▶ _AIM OF THE TASK_
What is the number of lines in the data that hold the string "values"? Reply with that number only.

▶ _EXTRACTED DATA_
____________________

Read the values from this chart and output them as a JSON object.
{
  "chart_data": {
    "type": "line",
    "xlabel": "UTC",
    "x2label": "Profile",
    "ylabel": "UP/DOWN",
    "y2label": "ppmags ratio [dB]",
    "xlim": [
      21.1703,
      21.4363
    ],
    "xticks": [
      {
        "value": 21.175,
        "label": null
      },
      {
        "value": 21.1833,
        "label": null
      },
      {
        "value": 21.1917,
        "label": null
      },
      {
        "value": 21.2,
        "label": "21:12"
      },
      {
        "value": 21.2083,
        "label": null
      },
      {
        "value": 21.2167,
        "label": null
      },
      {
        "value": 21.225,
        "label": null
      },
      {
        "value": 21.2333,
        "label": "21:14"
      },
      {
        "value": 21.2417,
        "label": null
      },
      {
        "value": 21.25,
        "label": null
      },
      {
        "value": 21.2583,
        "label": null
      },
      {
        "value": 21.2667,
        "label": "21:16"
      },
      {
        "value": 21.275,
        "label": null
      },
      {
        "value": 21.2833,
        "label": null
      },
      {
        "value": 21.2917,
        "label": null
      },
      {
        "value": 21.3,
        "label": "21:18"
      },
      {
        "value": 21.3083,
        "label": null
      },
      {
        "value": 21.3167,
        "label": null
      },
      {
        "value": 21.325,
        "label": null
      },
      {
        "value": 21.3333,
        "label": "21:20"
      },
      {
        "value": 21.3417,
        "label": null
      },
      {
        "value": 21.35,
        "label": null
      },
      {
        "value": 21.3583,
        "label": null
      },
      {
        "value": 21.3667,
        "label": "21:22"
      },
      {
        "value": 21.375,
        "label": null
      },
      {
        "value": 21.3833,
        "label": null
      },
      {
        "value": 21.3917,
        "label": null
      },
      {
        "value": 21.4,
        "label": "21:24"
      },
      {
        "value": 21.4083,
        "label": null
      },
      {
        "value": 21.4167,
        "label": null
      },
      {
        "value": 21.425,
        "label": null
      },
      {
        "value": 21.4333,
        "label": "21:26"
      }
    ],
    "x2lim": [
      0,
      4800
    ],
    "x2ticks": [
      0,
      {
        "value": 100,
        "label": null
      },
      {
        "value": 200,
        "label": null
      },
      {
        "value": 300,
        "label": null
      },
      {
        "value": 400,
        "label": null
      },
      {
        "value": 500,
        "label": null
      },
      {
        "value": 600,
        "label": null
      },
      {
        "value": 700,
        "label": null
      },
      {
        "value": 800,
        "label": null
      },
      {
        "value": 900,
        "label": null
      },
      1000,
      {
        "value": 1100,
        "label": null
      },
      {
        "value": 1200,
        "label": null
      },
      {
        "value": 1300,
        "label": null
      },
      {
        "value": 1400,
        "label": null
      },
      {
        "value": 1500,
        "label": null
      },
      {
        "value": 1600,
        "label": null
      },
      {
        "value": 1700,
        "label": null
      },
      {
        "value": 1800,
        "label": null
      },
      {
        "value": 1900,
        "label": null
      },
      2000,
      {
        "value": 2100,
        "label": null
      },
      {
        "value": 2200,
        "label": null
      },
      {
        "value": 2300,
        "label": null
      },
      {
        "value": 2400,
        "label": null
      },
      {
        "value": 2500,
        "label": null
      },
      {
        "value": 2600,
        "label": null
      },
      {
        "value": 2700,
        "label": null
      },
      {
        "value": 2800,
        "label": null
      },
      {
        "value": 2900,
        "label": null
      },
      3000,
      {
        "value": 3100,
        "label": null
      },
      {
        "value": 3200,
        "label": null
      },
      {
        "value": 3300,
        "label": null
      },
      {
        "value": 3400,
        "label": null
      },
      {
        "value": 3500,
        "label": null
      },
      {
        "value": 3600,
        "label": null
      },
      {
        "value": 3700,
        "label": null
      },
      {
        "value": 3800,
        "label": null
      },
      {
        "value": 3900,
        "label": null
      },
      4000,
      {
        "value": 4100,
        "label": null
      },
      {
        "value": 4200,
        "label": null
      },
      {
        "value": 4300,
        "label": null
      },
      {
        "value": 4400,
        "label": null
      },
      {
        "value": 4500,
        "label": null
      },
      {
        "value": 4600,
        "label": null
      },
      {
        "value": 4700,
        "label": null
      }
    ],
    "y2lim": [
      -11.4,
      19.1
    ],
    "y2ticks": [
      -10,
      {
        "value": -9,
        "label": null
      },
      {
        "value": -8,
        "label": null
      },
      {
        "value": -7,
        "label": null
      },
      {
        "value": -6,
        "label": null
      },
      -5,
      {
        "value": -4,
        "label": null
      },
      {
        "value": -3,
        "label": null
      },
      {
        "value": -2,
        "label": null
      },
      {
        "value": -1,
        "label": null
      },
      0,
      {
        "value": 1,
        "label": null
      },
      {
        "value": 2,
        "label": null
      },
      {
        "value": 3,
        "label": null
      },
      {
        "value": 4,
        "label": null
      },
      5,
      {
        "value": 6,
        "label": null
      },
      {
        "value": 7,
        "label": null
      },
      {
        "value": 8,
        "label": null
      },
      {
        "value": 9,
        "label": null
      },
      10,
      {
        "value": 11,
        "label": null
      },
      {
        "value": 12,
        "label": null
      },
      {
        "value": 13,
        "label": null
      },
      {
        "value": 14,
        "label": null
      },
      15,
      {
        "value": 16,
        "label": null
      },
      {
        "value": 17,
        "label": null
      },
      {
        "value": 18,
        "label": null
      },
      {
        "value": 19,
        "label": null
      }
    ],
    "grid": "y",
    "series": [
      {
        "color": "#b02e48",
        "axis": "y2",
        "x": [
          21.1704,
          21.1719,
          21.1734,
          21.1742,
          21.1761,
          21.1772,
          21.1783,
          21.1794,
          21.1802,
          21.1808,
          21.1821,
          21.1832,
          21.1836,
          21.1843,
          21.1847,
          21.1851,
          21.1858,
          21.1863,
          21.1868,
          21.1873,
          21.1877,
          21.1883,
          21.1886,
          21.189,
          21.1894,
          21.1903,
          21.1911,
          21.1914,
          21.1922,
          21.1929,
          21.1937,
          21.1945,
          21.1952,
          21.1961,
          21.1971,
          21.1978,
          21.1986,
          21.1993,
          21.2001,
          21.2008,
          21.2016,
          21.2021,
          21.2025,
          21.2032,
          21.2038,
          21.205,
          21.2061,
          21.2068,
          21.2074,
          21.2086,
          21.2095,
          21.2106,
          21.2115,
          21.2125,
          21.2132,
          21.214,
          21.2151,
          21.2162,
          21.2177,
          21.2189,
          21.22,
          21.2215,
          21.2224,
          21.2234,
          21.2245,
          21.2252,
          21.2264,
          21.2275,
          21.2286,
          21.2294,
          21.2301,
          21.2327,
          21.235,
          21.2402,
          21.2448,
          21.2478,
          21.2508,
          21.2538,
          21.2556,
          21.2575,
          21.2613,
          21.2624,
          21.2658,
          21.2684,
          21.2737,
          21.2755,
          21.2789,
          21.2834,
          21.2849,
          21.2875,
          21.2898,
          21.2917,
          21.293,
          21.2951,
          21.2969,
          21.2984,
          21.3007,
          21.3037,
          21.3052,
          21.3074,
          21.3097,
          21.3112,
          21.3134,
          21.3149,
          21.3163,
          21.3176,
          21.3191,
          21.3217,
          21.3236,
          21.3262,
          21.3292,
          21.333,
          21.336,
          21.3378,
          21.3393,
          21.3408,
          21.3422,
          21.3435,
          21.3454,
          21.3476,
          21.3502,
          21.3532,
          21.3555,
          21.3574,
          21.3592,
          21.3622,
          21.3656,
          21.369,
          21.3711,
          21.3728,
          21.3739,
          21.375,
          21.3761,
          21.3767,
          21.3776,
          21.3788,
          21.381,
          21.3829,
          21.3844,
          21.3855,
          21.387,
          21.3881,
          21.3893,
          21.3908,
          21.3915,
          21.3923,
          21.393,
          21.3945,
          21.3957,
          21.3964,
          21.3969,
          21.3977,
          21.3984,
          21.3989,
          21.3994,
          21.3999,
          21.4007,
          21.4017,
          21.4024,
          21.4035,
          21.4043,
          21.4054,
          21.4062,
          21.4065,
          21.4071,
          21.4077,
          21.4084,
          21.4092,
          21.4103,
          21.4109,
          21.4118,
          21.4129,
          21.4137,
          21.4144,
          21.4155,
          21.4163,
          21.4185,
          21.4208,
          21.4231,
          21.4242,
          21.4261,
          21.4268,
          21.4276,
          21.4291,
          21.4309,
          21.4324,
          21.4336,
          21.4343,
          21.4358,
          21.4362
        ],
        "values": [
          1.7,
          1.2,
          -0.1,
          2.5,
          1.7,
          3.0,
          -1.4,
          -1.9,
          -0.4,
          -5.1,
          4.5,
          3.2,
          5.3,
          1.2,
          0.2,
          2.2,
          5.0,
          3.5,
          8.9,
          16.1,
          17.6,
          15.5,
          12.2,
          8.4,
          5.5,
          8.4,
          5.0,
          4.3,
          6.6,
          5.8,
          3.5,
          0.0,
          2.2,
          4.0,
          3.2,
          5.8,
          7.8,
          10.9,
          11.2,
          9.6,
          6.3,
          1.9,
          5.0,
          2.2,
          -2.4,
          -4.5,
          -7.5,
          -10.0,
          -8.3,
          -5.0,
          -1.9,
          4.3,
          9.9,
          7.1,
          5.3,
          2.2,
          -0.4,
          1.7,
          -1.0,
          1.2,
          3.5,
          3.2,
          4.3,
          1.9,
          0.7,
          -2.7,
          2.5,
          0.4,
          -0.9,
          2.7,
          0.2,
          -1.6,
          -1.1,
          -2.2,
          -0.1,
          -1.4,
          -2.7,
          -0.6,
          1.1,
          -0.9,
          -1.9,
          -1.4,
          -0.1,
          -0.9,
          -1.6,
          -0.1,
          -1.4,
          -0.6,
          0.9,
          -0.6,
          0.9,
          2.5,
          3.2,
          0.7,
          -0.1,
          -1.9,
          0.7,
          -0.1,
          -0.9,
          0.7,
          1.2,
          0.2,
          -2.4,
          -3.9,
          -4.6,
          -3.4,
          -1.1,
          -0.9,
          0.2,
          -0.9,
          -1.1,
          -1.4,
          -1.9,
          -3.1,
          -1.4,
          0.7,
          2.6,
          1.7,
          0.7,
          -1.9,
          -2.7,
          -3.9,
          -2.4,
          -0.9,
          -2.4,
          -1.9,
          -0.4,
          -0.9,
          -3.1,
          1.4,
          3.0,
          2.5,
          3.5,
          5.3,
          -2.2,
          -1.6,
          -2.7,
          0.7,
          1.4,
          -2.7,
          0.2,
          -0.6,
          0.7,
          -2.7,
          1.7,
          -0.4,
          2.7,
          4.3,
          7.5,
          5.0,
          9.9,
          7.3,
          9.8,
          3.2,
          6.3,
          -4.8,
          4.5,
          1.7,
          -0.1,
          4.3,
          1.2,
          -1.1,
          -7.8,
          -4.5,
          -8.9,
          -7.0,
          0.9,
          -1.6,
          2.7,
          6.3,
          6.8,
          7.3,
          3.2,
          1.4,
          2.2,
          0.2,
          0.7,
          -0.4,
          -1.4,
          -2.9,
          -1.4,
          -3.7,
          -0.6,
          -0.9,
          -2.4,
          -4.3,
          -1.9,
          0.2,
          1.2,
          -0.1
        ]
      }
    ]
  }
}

____________________

▶ _WRITTEN ANSWER_
2